++++ DATA EXTRACT

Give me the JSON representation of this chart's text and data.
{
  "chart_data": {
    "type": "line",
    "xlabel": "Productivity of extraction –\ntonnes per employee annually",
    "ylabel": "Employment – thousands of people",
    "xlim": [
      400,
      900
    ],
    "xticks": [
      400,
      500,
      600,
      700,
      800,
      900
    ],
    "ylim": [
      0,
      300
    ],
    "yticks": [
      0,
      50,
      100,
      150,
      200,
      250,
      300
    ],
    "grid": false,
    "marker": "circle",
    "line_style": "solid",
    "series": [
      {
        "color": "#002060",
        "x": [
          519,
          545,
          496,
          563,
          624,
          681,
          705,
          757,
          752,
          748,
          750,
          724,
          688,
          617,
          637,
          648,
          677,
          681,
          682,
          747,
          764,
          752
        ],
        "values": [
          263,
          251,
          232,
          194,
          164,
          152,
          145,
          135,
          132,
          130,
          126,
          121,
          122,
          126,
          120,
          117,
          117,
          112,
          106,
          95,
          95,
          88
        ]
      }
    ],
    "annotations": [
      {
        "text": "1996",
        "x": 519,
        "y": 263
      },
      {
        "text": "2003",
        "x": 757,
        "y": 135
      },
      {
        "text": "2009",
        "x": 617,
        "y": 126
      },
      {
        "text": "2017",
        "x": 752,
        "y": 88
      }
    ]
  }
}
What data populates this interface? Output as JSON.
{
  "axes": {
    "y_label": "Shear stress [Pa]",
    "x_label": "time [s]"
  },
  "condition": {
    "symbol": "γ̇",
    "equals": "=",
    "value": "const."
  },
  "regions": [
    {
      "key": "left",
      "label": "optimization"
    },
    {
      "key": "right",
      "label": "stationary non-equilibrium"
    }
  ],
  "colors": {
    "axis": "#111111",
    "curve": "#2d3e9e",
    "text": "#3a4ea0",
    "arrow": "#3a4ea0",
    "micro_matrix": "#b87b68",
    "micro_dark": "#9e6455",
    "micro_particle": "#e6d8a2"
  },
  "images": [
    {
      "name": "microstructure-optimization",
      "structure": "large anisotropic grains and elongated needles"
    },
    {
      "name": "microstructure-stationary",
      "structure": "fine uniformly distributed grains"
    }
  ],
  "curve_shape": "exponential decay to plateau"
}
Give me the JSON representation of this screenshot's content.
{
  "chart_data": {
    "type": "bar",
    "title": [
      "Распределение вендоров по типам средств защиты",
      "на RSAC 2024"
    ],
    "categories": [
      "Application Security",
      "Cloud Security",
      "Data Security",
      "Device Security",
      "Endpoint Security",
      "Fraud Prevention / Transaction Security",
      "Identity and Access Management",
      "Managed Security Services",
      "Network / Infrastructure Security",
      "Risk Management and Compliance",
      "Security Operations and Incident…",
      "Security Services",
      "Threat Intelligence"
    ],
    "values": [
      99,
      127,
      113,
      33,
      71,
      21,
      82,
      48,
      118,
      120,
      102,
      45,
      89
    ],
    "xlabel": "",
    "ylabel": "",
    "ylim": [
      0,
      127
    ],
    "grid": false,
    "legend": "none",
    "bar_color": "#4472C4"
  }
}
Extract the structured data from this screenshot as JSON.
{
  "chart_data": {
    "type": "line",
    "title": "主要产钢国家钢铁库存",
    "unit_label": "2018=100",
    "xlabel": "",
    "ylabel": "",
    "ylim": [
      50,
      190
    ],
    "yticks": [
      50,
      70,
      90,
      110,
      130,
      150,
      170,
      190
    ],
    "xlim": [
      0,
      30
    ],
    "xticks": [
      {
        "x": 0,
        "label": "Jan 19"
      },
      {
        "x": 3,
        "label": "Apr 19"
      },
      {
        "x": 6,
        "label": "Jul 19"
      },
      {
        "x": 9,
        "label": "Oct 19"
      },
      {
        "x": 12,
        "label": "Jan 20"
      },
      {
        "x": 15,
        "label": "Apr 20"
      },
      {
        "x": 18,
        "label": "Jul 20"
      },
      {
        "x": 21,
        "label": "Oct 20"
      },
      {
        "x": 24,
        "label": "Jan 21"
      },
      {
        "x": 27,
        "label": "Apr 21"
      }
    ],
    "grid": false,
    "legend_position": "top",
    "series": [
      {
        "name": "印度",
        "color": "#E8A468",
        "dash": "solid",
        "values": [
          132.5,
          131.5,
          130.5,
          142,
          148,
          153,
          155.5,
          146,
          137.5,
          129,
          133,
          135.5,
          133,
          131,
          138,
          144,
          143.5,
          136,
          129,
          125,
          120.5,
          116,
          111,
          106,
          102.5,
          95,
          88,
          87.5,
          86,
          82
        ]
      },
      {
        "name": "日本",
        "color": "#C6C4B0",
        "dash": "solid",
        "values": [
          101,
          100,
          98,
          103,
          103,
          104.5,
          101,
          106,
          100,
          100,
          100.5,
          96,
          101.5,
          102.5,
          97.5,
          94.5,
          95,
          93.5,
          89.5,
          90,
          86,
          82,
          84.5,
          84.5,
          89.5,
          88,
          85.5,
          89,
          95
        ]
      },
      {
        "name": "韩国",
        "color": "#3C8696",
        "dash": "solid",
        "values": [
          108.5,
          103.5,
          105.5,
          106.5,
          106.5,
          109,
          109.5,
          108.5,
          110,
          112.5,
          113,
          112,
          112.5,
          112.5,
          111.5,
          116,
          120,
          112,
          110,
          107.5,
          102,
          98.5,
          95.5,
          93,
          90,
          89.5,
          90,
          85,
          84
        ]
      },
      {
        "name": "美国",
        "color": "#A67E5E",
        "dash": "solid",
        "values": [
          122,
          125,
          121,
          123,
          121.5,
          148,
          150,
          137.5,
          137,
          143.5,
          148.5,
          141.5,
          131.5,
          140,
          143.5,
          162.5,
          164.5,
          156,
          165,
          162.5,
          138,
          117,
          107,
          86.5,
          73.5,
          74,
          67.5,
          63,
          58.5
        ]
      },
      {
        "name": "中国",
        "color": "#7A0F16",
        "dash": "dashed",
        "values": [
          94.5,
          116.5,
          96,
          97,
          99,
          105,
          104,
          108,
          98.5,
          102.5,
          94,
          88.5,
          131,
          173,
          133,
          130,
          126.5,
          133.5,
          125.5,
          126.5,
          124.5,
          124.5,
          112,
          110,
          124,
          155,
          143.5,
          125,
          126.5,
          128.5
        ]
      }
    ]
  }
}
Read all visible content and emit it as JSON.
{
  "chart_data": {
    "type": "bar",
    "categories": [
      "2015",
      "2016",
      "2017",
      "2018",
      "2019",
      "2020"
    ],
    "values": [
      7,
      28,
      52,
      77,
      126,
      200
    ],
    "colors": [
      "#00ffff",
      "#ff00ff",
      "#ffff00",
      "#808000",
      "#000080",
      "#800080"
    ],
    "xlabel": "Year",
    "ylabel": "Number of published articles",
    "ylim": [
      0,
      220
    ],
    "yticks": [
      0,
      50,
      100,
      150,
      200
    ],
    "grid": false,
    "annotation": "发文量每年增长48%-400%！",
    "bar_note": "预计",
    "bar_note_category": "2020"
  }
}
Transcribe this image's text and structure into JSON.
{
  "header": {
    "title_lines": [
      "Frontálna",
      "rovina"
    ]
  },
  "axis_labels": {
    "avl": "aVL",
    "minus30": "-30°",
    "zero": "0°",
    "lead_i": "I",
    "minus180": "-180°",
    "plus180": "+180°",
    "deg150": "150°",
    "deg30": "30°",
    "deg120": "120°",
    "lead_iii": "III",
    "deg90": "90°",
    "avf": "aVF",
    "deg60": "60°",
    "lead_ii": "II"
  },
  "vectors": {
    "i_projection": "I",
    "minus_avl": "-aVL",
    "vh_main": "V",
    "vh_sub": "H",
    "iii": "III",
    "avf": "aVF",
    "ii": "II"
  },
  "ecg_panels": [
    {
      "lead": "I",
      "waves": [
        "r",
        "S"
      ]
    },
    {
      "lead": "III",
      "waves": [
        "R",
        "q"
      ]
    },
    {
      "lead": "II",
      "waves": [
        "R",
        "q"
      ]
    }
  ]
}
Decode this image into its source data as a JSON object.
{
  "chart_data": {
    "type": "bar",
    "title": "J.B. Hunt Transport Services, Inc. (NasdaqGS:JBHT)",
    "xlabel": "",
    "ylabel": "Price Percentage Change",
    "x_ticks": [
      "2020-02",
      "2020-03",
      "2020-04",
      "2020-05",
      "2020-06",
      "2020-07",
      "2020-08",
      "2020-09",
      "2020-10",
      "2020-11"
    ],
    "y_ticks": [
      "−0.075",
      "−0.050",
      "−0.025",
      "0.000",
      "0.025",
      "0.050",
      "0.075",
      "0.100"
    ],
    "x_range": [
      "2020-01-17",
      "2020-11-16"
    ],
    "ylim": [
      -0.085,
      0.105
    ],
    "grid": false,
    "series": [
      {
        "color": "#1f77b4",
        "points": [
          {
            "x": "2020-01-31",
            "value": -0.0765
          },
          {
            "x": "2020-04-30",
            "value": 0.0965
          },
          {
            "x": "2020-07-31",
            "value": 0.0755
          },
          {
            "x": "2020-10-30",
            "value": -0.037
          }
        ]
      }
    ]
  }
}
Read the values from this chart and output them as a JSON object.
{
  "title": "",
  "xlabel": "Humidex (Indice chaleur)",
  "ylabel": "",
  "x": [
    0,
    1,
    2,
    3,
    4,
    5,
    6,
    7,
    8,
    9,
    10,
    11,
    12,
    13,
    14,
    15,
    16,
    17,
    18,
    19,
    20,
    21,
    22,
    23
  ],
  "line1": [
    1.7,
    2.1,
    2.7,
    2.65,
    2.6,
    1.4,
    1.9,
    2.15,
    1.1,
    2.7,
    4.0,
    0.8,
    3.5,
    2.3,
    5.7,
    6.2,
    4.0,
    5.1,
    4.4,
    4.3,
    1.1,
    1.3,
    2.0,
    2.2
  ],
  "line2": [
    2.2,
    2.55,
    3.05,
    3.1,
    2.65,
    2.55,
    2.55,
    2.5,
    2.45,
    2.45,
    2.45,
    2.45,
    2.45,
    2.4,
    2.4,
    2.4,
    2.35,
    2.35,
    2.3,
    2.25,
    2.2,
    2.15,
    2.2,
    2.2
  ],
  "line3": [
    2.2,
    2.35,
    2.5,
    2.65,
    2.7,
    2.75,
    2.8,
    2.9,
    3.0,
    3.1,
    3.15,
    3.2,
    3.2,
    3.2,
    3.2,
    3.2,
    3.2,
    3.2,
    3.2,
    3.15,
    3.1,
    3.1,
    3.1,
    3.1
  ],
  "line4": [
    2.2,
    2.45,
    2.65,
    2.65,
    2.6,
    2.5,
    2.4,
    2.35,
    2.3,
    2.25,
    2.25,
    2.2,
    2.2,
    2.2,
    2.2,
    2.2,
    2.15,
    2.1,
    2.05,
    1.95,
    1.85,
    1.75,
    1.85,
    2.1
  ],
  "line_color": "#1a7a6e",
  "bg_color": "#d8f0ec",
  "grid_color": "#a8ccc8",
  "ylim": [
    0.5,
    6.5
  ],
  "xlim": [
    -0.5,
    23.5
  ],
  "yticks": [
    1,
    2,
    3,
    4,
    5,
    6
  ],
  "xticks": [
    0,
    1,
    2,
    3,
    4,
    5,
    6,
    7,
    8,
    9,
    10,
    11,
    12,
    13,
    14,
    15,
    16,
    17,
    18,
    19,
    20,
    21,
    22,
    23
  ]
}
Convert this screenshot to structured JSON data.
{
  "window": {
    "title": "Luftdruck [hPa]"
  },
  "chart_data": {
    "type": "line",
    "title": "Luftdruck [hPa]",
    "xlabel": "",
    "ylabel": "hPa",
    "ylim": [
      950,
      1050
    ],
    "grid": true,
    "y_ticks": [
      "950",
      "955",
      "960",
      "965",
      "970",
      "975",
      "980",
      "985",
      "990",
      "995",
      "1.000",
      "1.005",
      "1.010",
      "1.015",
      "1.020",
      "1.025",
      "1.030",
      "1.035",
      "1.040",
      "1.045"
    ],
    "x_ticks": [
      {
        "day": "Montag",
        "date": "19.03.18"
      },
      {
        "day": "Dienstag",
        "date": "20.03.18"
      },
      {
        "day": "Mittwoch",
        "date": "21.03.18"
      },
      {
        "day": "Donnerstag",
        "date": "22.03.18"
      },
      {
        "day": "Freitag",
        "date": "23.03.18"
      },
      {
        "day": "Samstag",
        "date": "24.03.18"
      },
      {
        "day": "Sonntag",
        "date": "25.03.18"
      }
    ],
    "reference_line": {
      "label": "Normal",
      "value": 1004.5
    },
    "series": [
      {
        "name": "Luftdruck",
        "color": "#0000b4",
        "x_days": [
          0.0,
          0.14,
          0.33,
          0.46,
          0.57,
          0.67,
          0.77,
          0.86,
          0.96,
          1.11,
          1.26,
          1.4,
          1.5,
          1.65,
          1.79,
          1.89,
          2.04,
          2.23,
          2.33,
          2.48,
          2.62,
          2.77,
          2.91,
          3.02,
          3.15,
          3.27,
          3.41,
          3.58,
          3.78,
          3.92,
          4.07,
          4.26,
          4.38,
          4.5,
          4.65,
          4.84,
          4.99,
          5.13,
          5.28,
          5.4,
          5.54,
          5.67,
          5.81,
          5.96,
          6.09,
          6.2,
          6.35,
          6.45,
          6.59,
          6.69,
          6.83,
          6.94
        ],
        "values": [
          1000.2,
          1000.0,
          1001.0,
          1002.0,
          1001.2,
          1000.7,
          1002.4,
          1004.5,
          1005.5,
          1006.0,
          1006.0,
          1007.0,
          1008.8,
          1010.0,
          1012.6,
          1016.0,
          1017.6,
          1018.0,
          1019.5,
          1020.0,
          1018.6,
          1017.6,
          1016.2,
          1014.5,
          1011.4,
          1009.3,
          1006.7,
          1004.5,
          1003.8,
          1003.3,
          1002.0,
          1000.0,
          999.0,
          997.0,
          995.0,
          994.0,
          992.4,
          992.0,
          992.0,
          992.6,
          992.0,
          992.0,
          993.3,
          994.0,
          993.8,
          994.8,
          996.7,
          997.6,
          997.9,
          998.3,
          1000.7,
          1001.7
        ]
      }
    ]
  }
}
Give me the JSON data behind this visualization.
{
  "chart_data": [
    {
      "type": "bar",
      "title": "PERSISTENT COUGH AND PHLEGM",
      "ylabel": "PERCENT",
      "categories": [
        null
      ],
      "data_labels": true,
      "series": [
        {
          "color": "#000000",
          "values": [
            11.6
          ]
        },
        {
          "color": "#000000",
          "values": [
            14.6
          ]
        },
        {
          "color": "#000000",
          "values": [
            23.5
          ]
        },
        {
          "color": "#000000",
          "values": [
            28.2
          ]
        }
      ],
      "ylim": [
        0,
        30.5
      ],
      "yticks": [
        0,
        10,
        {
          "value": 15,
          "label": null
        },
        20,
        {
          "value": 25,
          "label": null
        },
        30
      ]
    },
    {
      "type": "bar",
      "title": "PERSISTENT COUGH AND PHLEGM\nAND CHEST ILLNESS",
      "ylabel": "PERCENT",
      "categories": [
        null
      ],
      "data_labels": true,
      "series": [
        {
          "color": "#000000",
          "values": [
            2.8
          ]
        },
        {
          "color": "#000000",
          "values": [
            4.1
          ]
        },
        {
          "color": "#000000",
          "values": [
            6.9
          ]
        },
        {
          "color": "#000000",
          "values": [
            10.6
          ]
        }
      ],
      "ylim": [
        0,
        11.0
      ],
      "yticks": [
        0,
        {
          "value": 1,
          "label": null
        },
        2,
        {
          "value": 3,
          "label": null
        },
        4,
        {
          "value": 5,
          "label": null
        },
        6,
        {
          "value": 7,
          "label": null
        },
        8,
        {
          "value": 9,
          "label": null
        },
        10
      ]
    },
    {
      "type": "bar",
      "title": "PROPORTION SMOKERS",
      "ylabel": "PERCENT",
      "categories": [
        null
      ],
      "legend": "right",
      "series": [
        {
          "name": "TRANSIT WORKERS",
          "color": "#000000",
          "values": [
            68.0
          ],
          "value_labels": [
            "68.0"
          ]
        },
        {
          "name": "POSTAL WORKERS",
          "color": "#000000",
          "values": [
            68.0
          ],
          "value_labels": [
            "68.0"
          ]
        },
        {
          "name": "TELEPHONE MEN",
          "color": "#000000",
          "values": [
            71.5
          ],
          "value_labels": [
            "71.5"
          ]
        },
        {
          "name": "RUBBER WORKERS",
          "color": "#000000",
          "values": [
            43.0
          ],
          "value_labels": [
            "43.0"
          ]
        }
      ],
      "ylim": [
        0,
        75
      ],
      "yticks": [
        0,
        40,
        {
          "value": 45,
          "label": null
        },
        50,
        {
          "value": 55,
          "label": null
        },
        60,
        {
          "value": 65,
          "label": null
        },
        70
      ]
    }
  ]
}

++++++++

**OBJECTIVE:** List all lines from the entries that include the word "text".

**SOLVED PROBLEM:**
Give me the JSON representation of this chart's text and data.
        "text": "1996",
        "text": "2003",
        "text": "2009",
        "text": "2017",
    "text": "#3a4ea0",
Transcribe this image's text and structure into JSON.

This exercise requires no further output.